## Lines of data
*****
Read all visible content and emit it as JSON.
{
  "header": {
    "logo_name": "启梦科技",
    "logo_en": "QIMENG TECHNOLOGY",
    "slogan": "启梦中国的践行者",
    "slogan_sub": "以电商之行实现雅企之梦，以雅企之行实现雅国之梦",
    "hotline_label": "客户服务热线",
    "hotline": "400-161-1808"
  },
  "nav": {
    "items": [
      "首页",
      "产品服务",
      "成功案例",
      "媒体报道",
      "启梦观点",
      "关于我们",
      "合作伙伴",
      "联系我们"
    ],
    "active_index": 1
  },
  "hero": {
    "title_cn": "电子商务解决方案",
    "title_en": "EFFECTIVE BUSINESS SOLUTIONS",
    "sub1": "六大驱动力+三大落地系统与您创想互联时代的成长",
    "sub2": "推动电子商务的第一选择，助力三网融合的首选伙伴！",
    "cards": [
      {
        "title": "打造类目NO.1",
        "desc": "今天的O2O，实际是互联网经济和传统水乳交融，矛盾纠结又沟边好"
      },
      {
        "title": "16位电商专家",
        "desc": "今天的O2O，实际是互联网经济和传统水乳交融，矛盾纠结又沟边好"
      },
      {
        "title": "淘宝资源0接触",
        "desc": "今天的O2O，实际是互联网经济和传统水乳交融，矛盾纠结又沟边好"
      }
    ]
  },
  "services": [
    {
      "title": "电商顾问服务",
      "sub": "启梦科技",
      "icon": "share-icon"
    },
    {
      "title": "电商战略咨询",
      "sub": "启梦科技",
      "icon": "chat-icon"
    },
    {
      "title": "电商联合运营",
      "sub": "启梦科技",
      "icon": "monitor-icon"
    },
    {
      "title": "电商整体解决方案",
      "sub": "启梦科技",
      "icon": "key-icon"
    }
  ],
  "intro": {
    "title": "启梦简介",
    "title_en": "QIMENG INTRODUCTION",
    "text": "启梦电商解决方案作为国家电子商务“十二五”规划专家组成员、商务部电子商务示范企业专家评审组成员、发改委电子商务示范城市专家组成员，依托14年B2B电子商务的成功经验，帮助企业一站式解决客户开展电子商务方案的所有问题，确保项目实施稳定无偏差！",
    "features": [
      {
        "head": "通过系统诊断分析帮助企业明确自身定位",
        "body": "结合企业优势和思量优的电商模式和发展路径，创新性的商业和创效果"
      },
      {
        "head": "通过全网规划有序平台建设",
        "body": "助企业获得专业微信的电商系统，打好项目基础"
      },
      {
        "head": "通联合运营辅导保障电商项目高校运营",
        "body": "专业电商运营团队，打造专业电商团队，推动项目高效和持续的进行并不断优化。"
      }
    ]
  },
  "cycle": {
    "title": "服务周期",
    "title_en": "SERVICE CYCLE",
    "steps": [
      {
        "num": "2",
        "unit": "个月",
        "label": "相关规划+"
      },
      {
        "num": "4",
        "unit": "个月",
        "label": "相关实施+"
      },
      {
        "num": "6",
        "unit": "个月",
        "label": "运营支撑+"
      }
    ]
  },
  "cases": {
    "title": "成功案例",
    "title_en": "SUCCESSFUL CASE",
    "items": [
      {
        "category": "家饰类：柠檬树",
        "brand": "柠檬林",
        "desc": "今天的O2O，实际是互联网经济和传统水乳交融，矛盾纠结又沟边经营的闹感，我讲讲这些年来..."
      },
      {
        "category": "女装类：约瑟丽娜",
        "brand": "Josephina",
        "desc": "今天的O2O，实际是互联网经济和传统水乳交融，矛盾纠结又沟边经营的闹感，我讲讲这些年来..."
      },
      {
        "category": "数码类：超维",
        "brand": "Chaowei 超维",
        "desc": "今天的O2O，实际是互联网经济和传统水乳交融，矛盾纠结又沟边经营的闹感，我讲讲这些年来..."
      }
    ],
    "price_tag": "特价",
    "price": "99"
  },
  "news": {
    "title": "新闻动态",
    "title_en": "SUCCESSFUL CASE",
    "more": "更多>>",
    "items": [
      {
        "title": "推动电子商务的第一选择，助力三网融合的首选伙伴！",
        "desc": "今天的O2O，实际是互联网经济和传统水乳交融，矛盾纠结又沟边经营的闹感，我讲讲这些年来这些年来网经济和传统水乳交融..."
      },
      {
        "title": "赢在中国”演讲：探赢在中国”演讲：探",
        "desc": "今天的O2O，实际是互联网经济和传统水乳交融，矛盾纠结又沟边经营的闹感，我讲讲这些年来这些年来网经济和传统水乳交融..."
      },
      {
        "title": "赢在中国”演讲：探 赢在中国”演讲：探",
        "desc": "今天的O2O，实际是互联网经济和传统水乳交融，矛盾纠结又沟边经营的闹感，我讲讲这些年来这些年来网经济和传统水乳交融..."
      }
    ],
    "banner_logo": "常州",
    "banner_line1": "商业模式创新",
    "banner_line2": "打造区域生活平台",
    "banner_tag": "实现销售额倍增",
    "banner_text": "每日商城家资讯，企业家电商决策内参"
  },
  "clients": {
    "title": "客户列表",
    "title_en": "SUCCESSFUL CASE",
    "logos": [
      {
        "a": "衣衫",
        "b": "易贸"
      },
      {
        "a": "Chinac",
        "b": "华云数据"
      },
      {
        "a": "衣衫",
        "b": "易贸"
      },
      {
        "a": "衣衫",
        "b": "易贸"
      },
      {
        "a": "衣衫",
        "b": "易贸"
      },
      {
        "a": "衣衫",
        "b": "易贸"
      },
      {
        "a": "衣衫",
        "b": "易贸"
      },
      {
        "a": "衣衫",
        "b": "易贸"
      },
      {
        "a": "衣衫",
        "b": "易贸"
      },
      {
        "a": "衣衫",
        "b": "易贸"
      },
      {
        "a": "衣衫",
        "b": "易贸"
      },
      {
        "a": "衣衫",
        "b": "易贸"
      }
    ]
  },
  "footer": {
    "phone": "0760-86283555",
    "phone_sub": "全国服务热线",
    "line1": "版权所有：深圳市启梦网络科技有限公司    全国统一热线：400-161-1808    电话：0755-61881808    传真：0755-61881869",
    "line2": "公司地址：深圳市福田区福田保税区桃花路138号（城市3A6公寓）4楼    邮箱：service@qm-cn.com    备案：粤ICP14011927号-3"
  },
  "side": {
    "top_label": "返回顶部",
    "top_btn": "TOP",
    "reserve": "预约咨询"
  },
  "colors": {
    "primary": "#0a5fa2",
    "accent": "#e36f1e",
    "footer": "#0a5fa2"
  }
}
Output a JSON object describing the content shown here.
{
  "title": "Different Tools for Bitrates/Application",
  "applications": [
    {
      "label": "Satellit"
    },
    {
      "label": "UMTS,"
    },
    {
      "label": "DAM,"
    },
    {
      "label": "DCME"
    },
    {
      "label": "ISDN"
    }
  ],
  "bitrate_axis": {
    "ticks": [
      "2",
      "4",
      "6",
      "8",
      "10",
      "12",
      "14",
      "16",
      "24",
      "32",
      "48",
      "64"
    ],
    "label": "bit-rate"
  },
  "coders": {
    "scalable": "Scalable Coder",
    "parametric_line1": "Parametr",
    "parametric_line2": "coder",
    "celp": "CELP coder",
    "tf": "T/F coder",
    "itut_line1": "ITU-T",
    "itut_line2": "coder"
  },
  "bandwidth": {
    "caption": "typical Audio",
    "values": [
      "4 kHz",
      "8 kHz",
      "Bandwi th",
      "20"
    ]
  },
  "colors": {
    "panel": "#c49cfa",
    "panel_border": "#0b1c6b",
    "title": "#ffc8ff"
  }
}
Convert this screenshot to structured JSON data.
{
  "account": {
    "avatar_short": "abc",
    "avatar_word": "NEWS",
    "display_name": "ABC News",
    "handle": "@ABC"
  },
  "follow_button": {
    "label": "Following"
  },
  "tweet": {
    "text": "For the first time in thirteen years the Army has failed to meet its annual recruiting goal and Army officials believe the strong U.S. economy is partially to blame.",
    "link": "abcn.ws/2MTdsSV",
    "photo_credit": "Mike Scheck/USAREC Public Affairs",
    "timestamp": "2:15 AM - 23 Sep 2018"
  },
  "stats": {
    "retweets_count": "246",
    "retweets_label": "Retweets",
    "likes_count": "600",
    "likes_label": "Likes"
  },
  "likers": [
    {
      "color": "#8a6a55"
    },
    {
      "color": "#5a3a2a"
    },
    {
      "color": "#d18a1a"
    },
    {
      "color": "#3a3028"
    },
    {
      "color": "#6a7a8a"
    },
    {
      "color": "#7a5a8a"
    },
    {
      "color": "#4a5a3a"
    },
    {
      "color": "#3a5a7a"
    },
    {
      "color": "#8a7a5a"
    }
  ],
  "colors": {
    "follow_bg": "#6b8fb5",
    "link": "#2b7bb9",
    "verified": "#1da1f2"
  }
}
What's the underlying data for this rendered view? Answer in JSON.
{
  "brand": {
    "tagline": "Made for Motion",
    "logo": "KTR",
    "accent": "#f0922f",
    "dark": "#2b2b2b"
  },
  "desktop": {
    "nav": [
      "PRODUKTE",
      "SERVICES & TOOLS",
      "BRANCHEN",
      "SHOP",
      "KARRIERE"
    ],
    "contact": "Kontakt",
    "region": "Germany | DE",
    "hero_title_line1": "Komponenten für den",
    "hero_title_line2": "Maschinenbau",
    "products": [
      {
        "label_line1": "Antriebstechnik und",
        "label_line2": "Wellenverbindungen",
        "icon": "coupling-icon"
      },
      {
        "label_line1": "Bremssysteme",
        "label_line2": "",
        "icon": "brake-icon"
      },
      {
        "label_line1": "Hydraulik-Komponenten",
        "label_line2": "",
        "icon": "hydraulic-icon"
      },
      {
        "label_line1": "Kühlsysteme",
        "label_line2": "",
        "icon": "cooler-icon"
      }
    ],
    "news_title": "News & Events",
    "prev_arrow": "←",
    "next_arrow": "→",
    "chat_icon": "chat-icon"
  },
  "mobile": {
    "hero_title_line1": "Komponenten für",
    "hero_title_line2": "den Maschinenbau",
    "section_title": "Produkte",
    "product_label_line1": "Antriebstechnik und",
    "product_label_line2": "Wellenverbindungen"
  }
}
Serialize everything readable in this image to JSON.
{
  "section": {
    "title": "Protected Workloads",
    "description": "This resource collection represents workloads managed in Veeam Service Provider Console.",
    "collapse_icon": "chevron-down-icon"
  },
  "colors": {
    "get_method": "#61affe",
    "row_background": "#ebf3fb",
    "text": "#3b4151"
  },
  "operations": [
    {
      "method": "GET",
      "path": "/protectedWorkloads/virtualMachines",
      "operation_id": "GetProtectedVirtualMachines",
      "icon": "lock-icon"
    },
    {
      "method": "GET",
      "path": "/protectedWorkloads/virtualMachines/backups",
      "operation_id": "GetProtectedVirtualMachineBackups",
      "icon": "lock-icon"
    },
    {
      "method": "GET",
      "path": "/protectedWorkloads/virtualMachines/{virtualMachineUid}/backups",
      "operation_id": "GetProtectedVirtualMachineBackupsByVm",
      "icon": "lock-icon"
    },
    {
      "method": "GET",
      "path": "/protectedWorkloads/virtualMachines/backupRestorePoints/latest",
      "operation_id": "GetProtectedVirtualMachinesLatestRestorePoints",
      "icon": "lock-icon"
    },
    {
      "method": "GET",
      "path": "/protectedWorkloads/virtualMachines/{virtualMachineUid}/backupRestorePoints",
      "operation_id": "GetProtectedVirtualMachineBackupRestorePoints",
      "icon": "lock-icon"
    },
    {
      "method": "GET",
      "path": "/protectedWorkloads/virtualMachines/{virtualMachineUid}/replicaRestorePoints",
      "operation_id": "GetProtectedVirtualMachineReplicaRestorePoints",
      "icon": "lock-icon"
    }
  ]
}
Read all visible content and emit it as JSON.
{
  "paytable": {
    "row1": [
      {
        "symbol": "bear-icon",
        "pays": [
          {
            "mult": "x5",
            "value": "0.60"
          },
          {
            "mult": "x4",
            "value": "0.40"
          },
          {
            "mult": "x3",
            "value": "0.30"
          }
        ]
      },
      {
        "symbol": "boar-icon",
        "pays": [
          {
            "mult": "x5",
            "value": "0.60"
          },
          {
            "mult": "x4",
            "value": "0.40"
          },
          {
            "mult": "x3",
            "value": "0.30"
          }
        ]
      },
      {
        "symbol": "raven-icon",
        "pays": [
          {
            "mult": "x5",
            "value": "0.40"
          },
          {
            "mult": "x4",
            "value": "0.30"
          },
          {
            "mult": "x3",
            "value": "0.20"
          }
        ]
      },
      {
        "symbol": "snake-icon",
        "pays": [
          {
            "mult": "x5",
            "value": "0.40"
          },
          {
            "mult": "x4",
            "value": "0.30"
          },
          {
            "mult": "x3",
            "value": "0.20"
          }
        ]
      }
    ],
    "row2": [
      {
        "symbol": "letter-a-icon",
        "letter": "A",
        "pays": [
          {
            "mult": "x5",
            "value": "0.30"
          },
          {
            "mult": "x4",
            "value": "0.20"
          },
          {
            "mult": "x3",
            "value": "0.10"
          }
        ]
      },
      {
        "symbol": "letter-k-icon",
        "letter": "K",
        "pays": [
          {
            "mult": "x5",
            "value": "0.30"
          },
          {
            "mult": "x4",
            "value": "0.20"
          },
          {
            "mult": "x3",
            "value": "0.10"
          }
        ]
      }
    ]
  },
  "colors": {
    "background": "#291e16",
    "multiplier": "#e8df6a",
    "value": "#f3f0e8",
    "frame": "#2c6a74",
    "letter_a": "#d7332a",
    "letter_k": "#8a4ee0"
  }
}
*****
## Given instruction
Determine the number of lines in the listing that hold the word "推动电子商务的第一选择", and supply that number and nothing further.

## Solution for this task
2